Structured figure records
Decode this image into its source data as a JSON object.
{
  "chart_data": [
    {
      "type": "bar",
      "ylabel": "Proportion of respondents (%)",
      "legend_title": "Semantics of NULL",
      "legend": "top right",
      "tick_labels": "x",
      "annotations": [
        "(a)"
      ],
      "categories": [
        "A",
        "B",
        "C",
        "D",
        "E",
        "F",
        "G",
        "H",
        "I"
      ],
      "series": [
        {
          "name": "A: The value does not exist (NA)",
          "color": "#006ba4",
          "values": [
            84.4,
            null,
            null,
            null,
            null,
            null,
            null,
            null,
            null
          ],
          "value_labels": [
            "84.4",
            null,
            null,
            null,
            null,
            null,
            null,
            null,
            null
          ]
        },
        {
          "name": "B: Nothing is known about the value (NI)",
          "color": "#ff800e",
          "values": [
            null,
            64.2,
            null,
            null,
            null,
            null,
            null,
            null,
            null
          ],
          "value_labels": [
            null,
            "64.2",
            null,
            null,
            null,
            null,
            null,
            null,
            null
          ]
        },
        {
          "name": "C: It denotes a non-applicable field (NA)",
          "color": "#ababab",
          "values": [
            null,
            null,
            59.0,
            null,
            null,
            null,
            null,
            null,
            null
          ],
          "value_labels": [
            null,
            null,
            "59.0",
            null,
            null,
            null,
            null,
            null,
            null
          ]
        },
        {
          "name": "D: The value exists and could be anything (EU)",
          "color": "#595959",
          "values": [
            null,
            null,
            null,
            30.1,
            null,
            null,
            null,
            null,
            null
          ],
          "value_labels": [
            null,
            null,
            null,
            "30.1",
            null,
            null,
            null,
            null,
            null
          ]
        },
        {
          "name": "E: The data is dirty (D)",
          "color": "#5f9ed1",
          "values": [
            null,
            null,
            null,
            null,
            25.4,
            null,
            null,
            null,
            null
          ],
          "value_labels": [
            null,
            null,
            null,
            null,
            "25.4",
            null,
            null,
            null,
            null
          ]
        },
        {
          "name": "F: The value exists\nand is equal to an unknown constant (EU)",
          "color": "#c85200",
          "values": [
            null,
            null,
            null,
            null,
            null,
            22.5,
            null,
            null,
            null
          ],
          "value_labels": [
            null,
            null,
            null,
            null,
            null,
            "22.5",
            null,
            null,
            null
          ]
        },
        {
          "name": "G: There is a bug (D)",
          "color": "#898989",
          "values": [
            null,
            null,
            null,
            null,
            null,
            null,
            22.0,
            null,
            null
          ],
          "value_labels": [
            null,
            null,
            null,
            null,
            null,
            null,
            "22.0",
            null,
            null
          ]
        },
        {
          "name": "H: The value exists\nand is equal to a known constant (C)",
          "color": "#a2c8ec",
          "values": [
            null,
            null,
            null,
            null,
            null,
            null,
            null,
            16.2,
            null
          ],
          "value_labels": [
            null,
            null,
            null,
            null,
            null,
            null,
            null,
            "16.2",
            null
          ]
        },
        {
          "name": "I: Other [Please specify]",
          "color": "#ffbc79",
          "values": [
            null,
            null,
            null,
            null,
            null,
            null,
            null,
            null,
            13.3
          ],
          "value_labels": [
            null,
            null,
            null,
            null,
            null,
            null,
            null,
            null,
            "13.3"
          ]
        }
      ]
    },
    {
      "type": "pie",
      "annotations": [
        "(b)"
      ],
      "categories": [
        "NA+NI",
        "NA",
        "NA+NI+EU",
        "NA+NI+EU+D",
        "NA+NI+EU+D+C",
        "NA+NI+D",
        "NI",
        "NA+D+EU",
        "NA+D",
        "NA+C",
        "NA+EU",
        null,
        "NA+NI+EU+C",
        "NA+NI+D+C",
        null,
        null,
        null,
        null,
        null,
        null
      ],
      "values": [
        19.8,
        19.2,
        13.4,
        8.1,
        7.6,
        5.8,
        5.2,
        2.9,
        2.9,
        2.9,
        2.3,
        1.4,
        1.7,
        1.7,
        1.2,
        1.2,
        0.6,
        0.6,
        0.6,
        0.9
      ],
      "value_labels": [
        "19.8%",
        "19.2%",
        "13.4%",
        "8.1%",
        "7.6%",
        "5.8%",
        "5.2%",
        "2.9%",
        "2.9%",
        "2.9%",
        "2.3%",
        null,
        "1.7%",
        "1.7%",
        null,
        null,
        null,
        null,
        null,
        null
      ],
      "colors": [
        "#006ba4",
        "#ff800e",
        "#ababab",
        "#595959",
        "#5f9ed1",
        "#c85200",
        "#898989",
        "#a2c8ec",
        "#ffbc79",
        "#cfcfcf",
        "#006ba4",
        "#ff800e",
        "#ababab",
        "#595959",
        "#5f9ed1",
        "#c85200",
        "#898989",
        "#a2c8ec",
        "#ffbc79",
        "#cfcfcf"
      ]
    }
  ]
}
--
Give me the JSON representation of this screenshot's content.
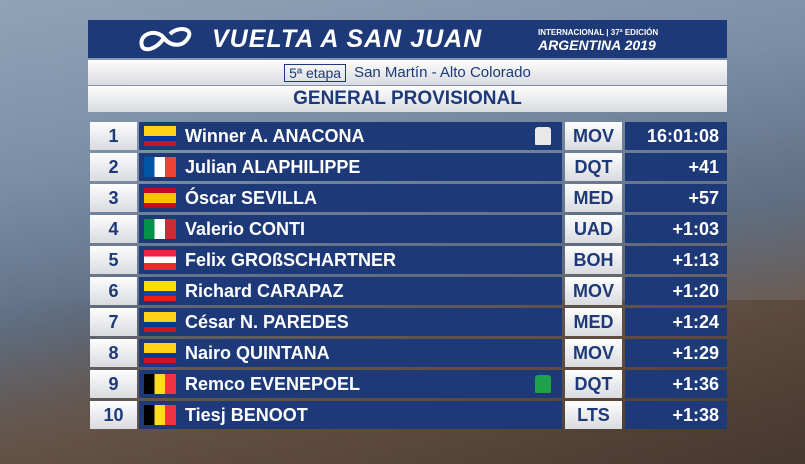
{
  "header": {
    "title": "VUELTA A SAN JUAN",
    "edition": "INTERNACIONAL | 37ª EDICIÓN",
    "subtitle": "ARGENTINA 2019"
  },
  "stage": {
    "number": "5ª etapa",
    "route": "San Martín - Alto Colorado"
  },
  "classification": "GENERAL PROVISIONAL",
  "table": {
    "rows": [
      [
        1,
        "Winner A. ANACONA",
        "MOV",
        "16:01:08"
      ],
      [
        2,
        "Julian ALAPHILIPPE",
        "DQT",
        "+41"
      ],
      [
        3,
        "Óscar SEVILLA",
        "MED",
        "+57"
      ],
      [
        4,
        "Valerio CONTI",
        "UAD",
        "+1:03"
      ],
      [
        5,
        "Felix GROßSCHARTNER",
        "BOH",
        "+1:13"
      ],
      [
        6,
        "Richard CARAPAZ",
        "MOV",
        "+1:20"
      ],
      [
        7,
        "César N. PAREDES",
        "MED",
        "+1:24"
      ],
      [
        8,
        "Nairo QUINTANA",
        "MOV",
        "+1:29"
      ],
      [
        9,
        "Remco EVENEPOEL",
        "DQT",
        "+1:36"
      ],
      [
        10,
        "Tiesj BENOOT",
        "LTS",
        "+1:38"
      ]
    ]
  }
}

Task directions -
List every line in the records above that contains the word "nand".

Output of the task -
          "name": "F: The value exists\nand is equal to an unknown constant (EU)",
          "name": "H: The value exists\nand is equal to a known constant (C)",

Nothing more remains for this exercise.